■ EXERCISE OBJECTIVE ■
Output the lines from the one containing "day-info: Sunrise: 8:07" through the one containing "day-number: 2: [456, 107, 553, 122]", both included, as a JSON list of strings with one string per line and blank lines omitted.

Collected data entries
★ ★ ★ ★ ★ ★ ★

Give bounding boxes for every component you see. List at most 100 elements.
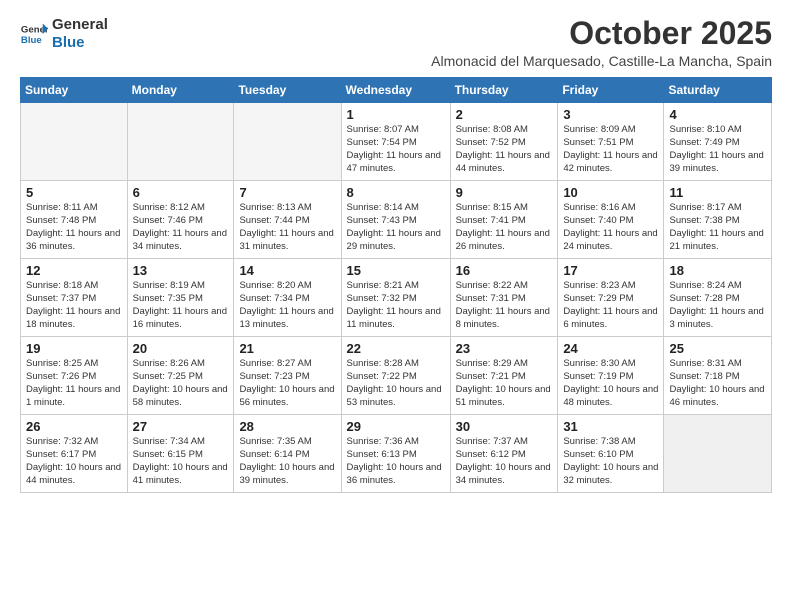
day-info: Sunrise: 8:07 AM Sunset: 7:54 PM Dayligh…: [347, 124, 445, 175]
week-row-5: 26 Sunrise: 7:32 AM Sunset: 6:17 PM Dayli…: [21, 415, 772, 493]
day-number: 26: [26, 419, 122, 434]
day-info: Sunrise: 8:25 AM Sunset: 7:26 PM Dayligh…: [26, 358, 122, 409]
day-info: Sunrise: 7:36 AM Sunset: 6:13 PM Dayligh…: [347, 436, 445, 487]
day-info: Sunrise: 8:27 AM Sunset: 7:23 PM Dayligh…: [239, 358, 335, 409]
day-cell: 30 Sunrise: 7:37 AM Sunset: 6:12 PM Dayli…: [450, 415, 558, 493]
week-row-1: 1 Sunrise: 8:07 AM Sunset: 7:54 PM Daylig…: [21, 103, 772, 181]
day-info: Sunrise: 8:10 AM Sunset: 7:49 PM Dayligh…: [669, 124, 766, 175]
day-cell: 13 Sunrise: 8:19 AM Sunset: 7:35 PM Dayli…: [127, 259, 234, 337]
calendar-table: SundayMondayTuesdayWednesdayThursdayFrid…: [20, 77, 772, 493]
day-info: Sunrise: 7:35 AM Sunset: 6:14 PM Dayligh…: [239, 436, 335, 487]
month-title: October 2025: [431, 16, 772, 51]
header-row: SundayMondayTuesdayWednesdayThursdayFrid…: [21, 78, 772, 103]
day-number: 13: [133, 263, 229, 278]
header-cell-saturday: Saturday: [664, 78, 772, 103]
title-block: October 2025 Almonacid del Marquesado, C…: [431, 16, 772, 69]
day-info: Sunrise: 8:16 AM Sunset: 7:40 PM Dayligh…: [563, 202, 658, 253]
day-number: 7: [239, 185, 335, 200]
day-number: 2: [456, 107, 553, 122]
day-number: 25: [669, 341, 766, 356]
day-cell: 12Sunrise: 8:18 AM Sunset: 7:37 PM Dayli…: [21, 259, 128, 337]
day-cell: 16 Sunrise: 8:22 AM Sunset: 7:31 PM Dayli…: [450, 259, 558, 337]
header-cell-thursday: Thursday: [450, 78, 558, 103]
day-info: Sunrise: 8:17 AM Sunset: 7:38 PM Dayligh…: [669, 202, 766, 253]
day-number: 24: [563, 341, 658, 356]
day-info: Sunrise: 8:14 AM Sunset: 7:43 PM Dayligh…: [347, 202, 445, 253]
logo-blue: Blue: [52, 34, 108, 52]
day-info: Sunrise: 8:13 AM Sunset: 7:44 PM Dayligh…: [239, 202, 335, 253]
day-info: Sunrise: 7:38 AM Sunset: 6:10 PM Dayligh…: [563, 436, 658, 487]
header-cell-monday: Monday: [127, 78, 234, 103]
day-info: Sunrise: 8:15 AM Sunset: 7:41 PM Dayligh…: [456, 202, 553, 253]
logo-icon: General Blue: [20, 20, 48, 48]
day-number: 6: [133, 185, 229, 200]
day-cell: 2Sunrise: 8:08 AM Sunset: 7:52 PM Daylig…: [450, 103, 558, 181]
location: Almonacid del Marquesado, Castille-La Ma…: [431, 53, 772, 69]
day-cell: 31 Sunrise: 7:38 AM Sunset: 6:10 PM Dayli…: [558, 415, 664, 493]
day-cell: 25 Sunrise: 8:31 AM Sunset: 7:18 PM Dayli…: [664, 337, 772, 415]
day-number: 30: [456, 419, 553, 434]
day-cell: 21Sunrise: 8:27 AM Sunset: 7:23 PM Dayli…: [234, 337, 341, 415]
day-cell: 1 Sunrise: 8:07 AM Sunset: 7:54 PM Daylig…: [341, 103, 450, 181]
day-number: 1: [347, 107, 445, 122]
week-row-4: 19Sunrise: 8:25 AM Sunset: 7:26 PM Dayli…: [21, 337, 772, 415]
day-cell: 8Sunrise: 8:14 AM Sunset: 7:43 PM Daylig…: [341, 181, 450, 259]
day-info: Sunrise: 8:11 AM Sunset: 7:48 PM Dayligh…: [26, 202, 122, 253]
day-cell: 15 Sunrise: 8:21 AM Sunset: 7:32 PM Dayli…: [341, 259, 450, 337]
day-cell: 19Sunrise: 8:25 AM Sunset: 7:26 PM Dayli…: [21, 337, 128, 415]
day-cell: 29 Sunrise: 7:36 AM Sunset: 6:13 PM Dayli…: [341, 415, 450, 493]
day-number: 31: [563, 419, 658, 434]
day-info: Sunrise: 8:12 AM Sunset: 7:46 PM Dayligh…: [133, 202, 229, 253]
day-number: 14: [239, 263, 335, 278]
day-cell: 20Sunrise: 8:26 AM Sunset: 7:25 PM Dayli…: [127, 337, 234, 415]
day-cell: 23Sunrise: 8:29 AM Sunset: 7:21 PM Dayli…: [450, 337, 558, 415]
day-info: Sunrise: 8:21 AM Sunset: 7:32 PM Dayligh…: [347, 280, 445, 331]
day-number: 4: [669, 107, 766, 122]
day-cell: [234, 103, 341, 181]
header-cell-tuesday: Tuesday: [234, 78, 341, 103]
day-number: 5: [26, 185, 122, 200]
day-cell: 18Sunrise: 8:24 AM Sunset: 7:28 PM Dayli…: [664, 259, 772, 337]
page: General Blue General Blue October 2025 A…: [0, 0, 792, 503]
svg-text:Blue: Blue: [21, 35, 42, 46]
day-number: 18: [669, 263, 766, 278]
day-number: 29: [347, 419, 445, 434]
day-number: 15: [347, 263, 445, 278]
day-info: Sunrise: 8:26 AM Sunset: 7:25 PM Dayligh…: [133, 358, 229, 409]
day-cell: 11Sunrise: 8:17 AM Sunset: 7:38 PM Dayli…: [664, 181, 772, 259]
day-info: Sunrise: 8:18 AM Sunset: 7:37 PM Dayligh…: [26, 280, 122, 331]
week-row-3: 12Sunrise: 8:18 AM Sunset: 7:37 PM Dayli…: [21, 259, 772, 337]
day-cell: 10 Sunrise: 8:16 AM Sunset: 7:40 PM Dayli…: [558, 181, 664, 259]
day-info: Sunrise: 7:34 AM Sunset: 6:15 PM Dayligh…: [133, 436, 229, 487]
day-cell: 22Sunrise: 8:28 AM Sunset: 7:22 PM Dayli…: [341, 337, 450, 415]
day-info: Sunrise: 7:37 AM Sunset: 6:12 PM Dayligh…: [456, 436, 553, 487]
day-number: 10: [563, 185, 658, 200]
day-info: Sunrise: 7:32 AM Sunset: 6:17 PM Dayligh…: [26, 436, 122, 487]
day-cell: 6 Sunrise: 8:12 AM Sunset: 7:46 PM Daylig…: [127, 181, 234, 259]
logo-general: General: [52, 16, 108, 34]
day-number: 23: [456, 341, 553, 356]
day-cell: [21, 103, 128, 181]
day-cell: [127, 103, 234, 181]
day-cell: 24 Sunrise: 8:30 AM Sunset: 7:19 PM Dayli…: [558, 337, 664, 415]
day-number: 16: [456, 263, 553, 278]
day-cell: 27 Sunrise: 7:34 AM Sunset: 6:15 PM Dayli…: [127, 415, 234, 493]
day-info: Sunrise: 8:30 AM Sunset: 7:19 PM Dayligh…: [563, 358, 658, 409]
day-info: Sunrise: 8:22 AM Sunset: 7:31 PM Dayligh…: [456, 280, 553, 331]
day-number: 27: [133, 419, 229, 434]
day-number: 3: [563, 107, 658, 122]
day-info: Sunrise: 8:19 AM Sunset: 7:35 PM Dayligh…: [133, 280, 229, 331]
header-cell-wednesday: Wednesday: [341, 78, 450, 103]
day-number: 17: [563, 263, 658, 278]
day-cell: 17 Sunrise: 8:23 AM Sunset: 7:29 PM Dayli…: [558, 259, 664, 337]
header-cell-friday: Friday: [558, 78, 664, 103]
day-info: Sunrise: 8:20 AM Sunset: 7:34 PM Dayligh…: [239, 280, 335, 331]
day-info: Sunrise: 8:23 AM Sunset: 7:29 PM Dayligh…: [563, 280, 658, 331]
day-info: Sunrise: 8:31 AM Sunset: 7:18 PM Dayligh…: [669, 358, 766, 409]
day-number: 28: [239, 419, 335, 434]
day-cell: 9Sunrise: 8:15 AM Sunset: 7:41 PM Daylig…: [450, 181, 558, 259]
day-info: Sunrise: 8:28 AM Sunset: 7:22 PM Dayligh…: [347, 358, 445, 409]
day-cell: 7 Sunrise: 8:13 AM Sunset: 7:44 PM Daylig…: [234, 181, 341, 259]
day-cell: 3Sunrise: 8:09 AM Sunset: 7:51 PM Daylig…: [558, 103, 664, 181]
day-cell: [664, 415, 772, 493]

★ ★ ★ ★ ★ ★ ★

■ RESPONSE TO THIS TASK ■
[
  "day-info: Sunrise: 8:07 AM Sunset: 7:54 PM Dayligh…: [347, 124, 445, 175]",
  "week-row-5: 26 Sunrise: 7:32 AM Sunset: 6:17 PM Dayli…: [21, 415, 772, 493]",
  "day-number: 26: [26, 419, 122, 434]",
  "day-info: Sunrise: 8:25 AM Sunset: 7:26 PM Dayligh…: [26, 358, 122, 409]",
  "day-info: Sunrise: 7:36 AM Sunset: 6:13 PM Dayligh…: [347, 436, 445, 487]",
  "day-info: Sunrise: 8:27 AM Sunset: 7:23 PM Dayligh…: [239, 358, 335, 409]",
  "day-cell: 30 Sunrise: 7:37 AM Sunset: 6:12 PM Dayli…: [450, 415, 558, 493]",
  "week-row-1: 1 Sunrise: 8:07 AM Sunset: 7:54 PM Daylig…: [21, 103, 772, 181]",
  "day-info: Sunrise: 8:10 AM Sunset: 7:49 PM Dayligh…: [669, 124, 766, 175]",
  "day-cell: 13 Sunrise: 8:19 AM Sunset: 7:35 PM Dayli…: [127, 259, 234, 337]",
  "calendar-table: SundayMondayTuesdayWednesdayThursdayFrid…: [20, 77, 772, 493]",
  "day-info: Sunrise: 7:35 AM Sunset: 6:14 PM Dayligh…: [239, 436, 335, 487]",
  "month-title: October 2025: [431, 16, 772, 51]",
  "header-row: SundayMondayTuesdayWednesdayThursdayFrid…: [21, 78, 772, 103]",
  "day-number: 13: [133, 263, 229, 278]",
  "header-cell-saturday: Saturday: [664, 78, 772, 103]",
  "title-block: October 2025 Almonacid del Marquesado, C…: [431, 16, 772, 69]",
  "day-info: Sunrise: 8:16 AM Sunset: 7:40 PM Dayligh…: [563, 202, 658, 253]",
  "day-number: 7: [239, 185, 335, 200]",
  "day-number: 2: [456, 107, 553, 122]"
]